DOCUMENT PASSAGE:
————————

Quiet and common notions...shared here...with you! Of life ~ our hearts and our home.

Friday, March 25, 2016

Keep the Old, Old Story - New!!

. .. .... .. .. .. ... . .... ..... ... .. ... ... .. .. . . . .  .
Tell me the old, old story...

The other evening my four year old was telling us the Easter Story - the best she could recount.  :) Well, we figured out, eventually, that that was what she was trying to share.  It was sort of humorous...
We sighed and laughed a bit as parts of the story were purely exaggerated or misconstrued...we couldn't tell for sure at first what for new story she was sharing.

Ahhh... the Easter Story!


I kept thinking.

Yes!

This is an old, old story.  But - may it ever and always be "new".  Alive and True.

Especially in my kids hearts and minds.
Not that the most wonderful story of Old ever would get or become "old"... but that each time they would hear it they would feel/hear it to be "new" and would captivate each of their hearts.

————————

Records showing where elements appear
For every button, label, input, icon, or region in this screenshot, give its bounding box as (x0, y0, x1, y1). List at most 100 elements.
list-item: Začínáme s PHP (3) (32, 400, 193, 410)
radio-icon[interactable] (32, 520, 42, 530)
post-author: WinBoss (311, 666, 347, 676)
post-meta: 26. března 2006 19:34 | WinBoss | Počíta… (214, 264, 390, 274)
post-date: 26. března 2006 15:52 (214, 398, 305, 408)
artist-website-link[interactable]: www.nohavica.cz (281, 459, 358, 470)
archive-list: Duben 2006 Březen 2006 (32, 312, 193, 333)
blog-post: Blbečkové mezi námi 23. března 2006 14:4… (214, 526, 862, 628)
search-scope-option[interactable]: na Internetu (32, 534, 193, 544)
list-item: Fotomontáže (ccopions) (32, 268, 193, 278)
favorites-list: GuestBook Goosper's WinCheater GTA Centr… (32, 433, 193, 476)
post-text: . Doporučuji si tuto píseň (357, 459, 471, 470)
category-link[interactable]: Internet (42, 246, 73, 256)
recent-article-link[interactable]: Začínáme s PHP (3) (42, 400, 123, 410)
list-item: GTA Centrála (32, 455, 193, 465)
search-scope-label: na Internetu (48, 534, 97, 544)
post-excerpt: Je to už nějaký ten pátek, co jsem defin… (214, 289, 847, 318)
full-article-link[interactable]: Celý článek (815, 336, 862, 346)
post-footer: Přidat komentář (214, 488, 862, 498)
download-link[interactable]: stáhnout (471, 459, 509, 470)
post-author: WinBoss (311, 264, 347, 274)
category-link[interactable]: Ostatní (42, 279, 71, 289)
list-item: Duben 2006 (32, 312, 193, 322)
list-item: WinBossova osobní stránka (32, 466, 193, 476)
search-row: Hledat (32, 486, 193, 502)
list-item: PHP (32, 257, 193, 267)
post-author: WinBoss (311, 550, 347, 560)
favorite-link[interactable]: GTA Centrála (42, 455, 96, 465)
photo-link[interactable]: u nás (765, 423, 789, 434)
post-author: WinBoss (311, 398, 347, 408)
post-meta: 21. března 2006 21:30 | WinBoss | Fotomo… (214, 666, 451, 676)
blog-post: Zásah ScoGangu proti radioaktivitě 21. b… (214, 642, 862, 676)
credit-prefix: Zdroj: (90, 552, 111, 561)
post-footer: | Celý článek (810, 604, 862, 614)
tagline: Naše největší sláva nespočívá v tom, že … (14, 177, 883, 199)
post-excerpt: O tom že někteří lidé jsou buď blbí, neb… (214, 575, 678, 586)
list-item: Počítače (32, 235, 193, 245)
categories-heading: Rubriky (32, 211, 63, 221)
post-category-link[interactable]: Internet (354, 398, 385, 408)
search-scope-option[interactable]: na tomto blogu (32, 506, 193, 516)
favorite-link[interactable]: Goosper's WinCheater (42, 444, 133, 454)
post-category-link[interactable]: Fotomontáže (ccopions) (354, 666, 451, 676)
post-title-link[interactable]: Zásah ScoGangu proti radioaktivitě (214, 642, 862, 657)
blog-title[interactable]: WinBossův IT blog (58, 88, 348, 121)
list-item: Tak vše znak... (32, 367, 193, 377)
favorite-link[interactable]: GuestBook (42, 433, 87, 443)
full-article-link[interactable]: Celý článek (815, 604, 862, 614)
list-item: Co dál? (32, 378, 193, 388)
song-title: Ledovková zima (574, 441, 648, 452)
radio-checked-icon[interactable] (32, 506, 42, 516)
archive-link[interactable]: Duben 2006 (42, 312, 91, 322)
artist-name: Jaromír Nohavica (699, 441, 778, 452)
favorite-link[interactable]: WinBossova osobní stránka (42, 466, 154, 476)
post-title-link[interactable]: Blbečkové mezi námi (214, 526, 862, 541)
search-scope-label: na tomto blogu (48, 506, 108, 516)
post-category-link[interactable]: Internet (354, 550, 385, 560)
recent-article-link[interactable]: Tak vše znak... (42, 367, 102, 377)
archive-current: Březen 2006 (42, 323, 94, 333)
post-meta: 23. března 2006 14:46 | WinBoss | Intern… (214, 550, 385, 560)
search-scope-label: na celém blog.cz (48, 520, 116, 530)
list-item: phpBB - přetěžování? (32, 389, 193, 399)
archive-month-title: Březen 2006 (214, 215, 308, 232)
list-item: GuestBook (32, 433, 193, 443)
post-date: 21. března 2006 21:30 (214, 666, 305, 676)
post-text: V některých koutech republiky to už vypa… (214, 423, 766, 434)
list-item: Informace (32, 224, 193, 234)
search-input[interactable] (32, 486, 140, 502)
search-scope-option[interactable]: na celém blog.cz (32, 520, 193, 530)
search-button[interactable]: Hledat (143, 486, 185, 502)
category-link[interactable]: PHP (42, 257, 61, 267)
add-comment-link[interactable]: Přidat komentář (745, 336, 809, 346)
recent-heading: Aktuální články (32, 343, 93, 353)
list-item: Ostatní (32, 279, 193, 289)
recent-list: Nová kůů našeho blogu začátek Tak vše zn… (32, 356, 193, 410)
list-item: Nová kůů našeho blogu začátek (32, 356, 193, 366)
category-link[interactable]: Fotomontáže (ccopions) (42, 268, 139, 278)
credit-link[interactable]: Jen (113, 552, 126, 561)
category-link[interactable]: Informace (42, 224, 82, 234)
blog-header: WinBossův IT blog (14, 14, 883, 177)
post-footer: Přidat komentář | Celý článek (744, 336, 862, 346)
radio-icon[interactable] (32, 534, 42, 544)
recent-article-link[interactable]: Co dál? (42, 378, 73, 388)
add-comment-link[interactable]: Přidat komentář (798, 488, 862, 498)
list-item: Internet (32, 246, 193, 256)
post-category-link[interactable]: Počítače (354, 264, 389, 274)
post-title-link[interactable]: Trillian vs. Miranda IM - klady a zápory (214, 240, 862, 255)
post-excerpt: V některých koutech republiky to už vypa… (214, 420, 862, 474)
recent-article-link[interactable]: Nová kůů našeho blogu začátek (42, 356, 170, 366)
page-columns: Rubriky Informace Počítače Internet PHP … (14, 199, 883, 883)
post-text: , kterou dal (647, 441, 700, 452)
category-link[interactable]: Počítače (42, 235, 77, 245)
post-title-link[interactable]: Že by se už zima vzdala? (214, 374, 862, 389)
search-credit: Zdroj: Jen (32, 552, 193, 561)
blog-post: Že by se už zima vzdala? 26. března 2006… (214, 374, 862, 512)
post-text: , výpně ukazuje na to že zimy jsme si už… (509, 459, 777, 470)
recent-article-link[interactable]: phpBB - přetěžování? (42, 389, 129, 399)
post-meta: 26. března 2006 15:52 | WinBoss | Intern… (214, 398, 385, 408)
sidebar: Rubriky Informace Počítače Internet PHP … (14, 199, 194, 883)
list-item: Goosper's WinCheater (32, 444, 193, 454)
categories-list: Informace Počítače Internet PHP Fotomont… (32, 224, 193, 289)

————————

TASK DETAILS:
In the blog post, how old was the child who tried to tell the Easter Story? The rows aren't needed here.

REPLY TO THE TASK:
Four years old.